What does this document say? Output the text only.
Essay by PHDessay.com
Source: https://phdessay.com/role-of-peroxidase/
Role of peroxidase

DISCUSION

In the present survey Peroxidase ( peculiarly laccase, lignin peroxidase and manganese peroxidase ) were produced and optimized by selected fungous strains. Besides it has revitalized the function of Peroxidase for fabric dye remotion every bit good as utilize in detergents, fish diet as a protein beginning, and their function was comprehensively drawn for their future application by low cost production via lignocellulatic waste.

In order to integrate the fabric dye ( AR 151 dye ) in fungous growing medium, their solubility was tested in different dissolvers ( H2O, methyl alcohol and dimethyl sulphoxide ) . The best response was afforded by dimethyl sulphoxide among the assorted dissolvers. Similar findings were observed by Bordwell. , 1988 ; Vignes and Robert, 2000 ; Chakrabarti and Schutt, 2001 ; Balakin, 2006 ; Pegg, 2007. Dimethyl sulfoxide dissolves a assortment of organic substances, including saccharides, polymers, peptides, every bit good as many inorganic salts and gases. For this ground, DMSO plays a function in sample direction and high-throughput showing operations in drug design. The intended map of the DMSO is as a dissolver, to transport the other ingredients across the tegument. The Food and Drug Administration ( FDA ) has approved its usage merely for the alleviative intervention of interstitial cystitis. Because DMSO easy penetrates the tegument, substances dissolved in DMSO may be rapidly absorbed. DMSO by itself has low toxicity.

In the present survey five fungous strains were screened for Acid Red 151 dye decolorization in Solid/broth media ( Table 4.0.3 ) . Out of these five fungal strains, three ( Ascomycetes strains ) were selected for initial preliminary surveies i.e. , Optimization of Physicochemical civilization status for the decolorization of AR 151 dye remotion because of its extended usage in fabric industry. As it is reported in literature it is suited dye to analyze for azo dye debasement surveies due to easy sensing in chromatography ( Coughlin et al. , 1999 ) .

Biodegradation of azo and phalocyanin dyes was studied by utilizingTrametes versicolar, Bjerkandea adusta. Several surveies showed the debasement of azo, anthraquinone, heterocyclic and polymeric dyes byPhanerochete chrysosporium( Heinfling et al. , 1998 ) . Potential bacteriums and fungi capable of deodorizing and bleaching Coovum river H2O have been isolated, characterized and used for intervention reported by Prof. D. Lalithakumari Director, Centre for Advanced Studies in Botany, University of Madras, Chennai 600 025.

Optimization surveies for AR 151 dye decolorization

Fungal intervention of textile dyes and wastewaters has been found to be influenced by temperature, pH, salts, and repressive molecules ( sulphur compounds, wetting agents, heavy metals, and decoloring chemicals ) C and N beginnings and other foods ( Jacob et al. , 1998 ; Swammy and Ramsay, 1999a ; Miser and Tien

What you will do: Each entry must be retyped exactly as it was written above.

Answer to the problem:
What does this document say? Output the text only.
Essay by PHDessay.com
Source: https://phdessay.com/role-of-peroxidase/
Role of peroxidase

DISCUSION

In the present survey Peroxidase ( peculiarly laccase, lignin peroxidase and manganese peroxidase ) were produced and optimized by selected fungous strains. Besides it has revitalized the function of Peroxidase for fabric dye remotion every bit good as utilize in detergents, fish diet as a protein beginning, and their function was comprehensively drawn for their future application by low cost production via lignocellulatic waste.

In order to integrate the fabric dye ( AR 151 dye ) in fungous growing medium, their solubility was tested in different dissolvers ( H2O, methyl alcohol and dimethyl sulphoxide ) . The best response was afforded by dimethyl sulphoxide among the assorted dissolvers. Similar findings were observed by Bordwell. , 1988 ; Vignes and Robert, 2000 ; Chakrabarti and Schutt, 2001 ; Balakin, 2006 ; Pegg, 2007. Dimethyl sulfoxide dissolves a assortment of organic substances, including saccharides, polymers, peptides, every bit good as many inorganic salts and gases. For this ground, DMSO plays a function in sample direction and high-throughput showing operations in drug design. The intended map of the DMSO is as a dissolver, to transport the other ingredients across the tegument. The Food and Drug Administration ( FDA ) has approved its usage merely for the alleviative intervention of interstitial cystitis. Because DMSO easy penetrates the tegument, substances dissolved in DMSO may be rapidly absorbed. DMSO by itself has low toxicity.

In the present survey five fungous strains were screened for Acid Red 151 dye decolorization in Solid/broth media ( Table 4.0.3 ) . Out of these five fungal strains, three ( Ascomycetes strains ) were selected for initial preliminary surveies i.e. , Optimization of Physicochemical civilization status for the decolorization of AR 151 dye remotion because of its extended usage in fabric industry. As it is reported in literature it is suited dye to analyze for azo dye debasement surveies due to easy sensing in chromatography ( Coughlin et al. , 1999 ) .

Biodegradation of azo and phalocyanin dyes was studied by utilizingTrametes versicolar, Bjerkandea adusta. Several surveies showed the debasement of azo, anthraquinone, heterocyclic and polymeric dyes byPhanerochete chrysosporium( Heinfling et al. , 1998 ) . Potential bacteriums and fungi capable of deodorizing and bleaching Coovum river H2O have been isolated, characterized and used for intervention reported by Prof. D. Lalithakumari Director, Centre for Advanced Studies in Botany, University of Madras, Chennai 600 025.

Optimization surveies for AR 151 dye decolorization

Fungal intervention of textile dyes and wastewaters has been found to be influenced by temperature, pH, salts, and repressive molecules ( sulphur compounds, wetting agents, heavy metals, and decoloring chemicals ) C and N beginnings and other foods ( Jacob et al. , 1998 ; Swammy and Ramsay, 1999a ; Miser and Tien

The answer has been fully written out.